WRITTEN REQUEST:
Copy out the data below verbatim.
-- start MATERIAL TO PROCESS --
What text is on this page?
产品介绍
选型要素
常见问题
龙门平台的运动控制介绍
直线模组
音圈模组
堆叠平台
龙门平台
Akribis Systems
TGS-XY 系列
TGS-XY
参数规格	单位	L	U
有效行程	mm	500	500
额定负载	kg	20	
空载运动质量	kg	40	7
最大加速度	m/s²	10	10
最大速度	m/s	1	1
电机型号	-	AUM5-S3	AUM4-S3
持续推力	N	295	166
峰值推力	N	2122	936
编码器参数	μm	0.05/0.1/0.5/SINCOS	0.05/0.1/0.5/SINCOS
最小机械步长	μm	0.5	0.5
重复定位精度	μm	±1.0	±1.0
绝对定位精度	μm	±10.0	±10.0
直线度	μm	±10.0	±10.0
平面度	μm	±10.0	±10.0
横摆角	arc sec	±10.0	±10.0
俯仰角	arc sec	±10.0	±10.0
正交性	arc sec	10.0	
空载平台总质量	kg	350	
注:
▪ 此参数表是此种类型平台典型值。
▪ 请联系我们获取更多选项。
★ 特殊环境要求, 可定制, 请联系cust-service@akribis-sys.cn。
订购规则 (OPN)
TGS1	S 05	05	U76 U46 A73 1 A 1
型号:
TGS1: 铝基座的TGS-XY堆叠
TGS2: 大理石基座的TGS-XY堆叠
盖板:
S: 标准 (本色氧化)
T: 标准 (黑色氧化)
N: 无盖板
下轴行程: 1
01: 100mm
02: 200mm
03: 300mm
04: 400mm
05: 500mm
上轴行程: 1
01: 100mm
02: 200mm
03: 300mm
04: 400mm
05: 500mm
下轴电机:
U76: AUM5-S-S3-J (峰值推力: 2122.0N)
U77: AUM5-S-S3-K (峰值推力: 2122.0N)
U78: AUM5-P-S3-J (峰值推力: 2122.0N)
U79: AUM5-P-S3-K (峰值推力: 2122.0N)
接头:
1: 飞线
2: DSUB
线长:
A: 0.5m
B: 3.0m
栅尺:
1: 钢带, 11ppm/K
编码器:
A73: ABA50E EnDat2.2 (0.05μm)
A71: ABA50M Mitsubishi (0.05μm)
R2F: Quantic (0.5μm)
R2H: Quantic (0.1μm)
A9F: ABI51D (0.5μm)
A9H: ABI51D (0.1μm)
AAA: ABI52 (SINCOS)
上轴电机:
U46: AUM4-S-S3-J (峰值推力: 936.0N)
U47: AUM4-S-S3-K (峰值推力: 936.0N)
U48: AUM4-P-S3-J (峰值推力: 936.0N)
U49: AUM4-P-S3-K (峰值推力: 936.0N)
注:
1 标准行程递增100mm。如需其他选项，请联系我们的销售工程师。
-- end MATERIAL TO PROCESS --
REPLY TO THE TASK:
What text is on this page?
产品介绍
选型要素
常见问题
龙门平台的运动控制介绍
直线模组
音圈模组
堆叠平台
龙门平台
Akribis Systems
TGS-XY 系列
TGS-XY
参数规格	单位	L	U
有效行程	mm	500	500
额定负载	kg	20	
空载运动质量	kg	40	7
最大加速度	m/s²	10	10
最大速度	m/s	1	1
电机型号	-	AUM5-S3	AUM4-S3
持续推力	N	295	166
峰值推力	N	2122	936
编码器参数	μm	0.05/0.1/0.5/SINCOS	0.05/0.1/0.5/SINCOS
最小机械步长	μm	0.5	0.5
重复定位精度	μm	±1.0	±1.0
绝对定位精度	μm	±10.0	±10.0
直线度	μm	±10.0	±10.0
平面度	μm	±10.0	±10.0
横摆角	arc sec	±10.0	±10.0
俯仰角	arc sec	±10.0	±10.0
正交性	arc sec	10.0	
空载平台总质量	kg	350	
注:
▪ 此参数表是此种类型平台典型值。
▪ 请联系我们获取更多选项。
★ 特殊环境要求, 可定制, 请联系cust-service@akribis-sys.cn。
订购规则 (OPN)
TGS1	S 05	05	U76 U46 A73 1 A 1
型号:
TGS1: 铝基座的TGS-XY堆叠
TGS2: 大理石基座的TGS-XY堆叠
盖板:
S: 标准 (本色氧化)
T: 标准 (黑色氧化)
N: 无盖板
下轴行程: 1
01: 100mm
02: 200mm
03: 300mm
04: 400mm
05: 500mm
上轴行程: 1
01: 100mm
02: 200mm
03: 300mm
04: 400mm
05: 500mm
下轴电机:
U76: AUM5-S-S3-J (峰值推力: 2122.0N)
U77: AUM5-S-S3-K (峰值推力: 2122.0N)
U78: AUM5-P-S3-J (峰值推力: 2122.0N)
U79: AUM5-P-S3-K (峰值推力: 2122.0N)
接头:
1: 飞线
2: DSUB
线长:
A: 0.5m
B: 3.0m
栅尺:
1: 钢带, 11ppm/K
编码器:
A73: ABA50E EnDat2.2 (0.05μm)
A71: ABA50M Mitsubishi (0.05μm)
R2F: Quantic (0.5μm)
R2H: Quantic (0.1μm)
A9F: ABI51D (0.5μm)
A9H: ABI51D (0.1μm)
AAA: ABI52 (SINCOS)
上轴电机:
U46: AUM4-S-S3-J (峰值推力: 936.0N)
U47: AUM4-S-S3-K (峰值推力: 936.0N)
U48: AUM4-P-S3-J (峰值推力: 936.0N)
U49: AUM4-P-S3-K (峰值推力: 936.0N)
注:
1 标准行程递增100mm。如需其他选项，请联系我们的销售工程师。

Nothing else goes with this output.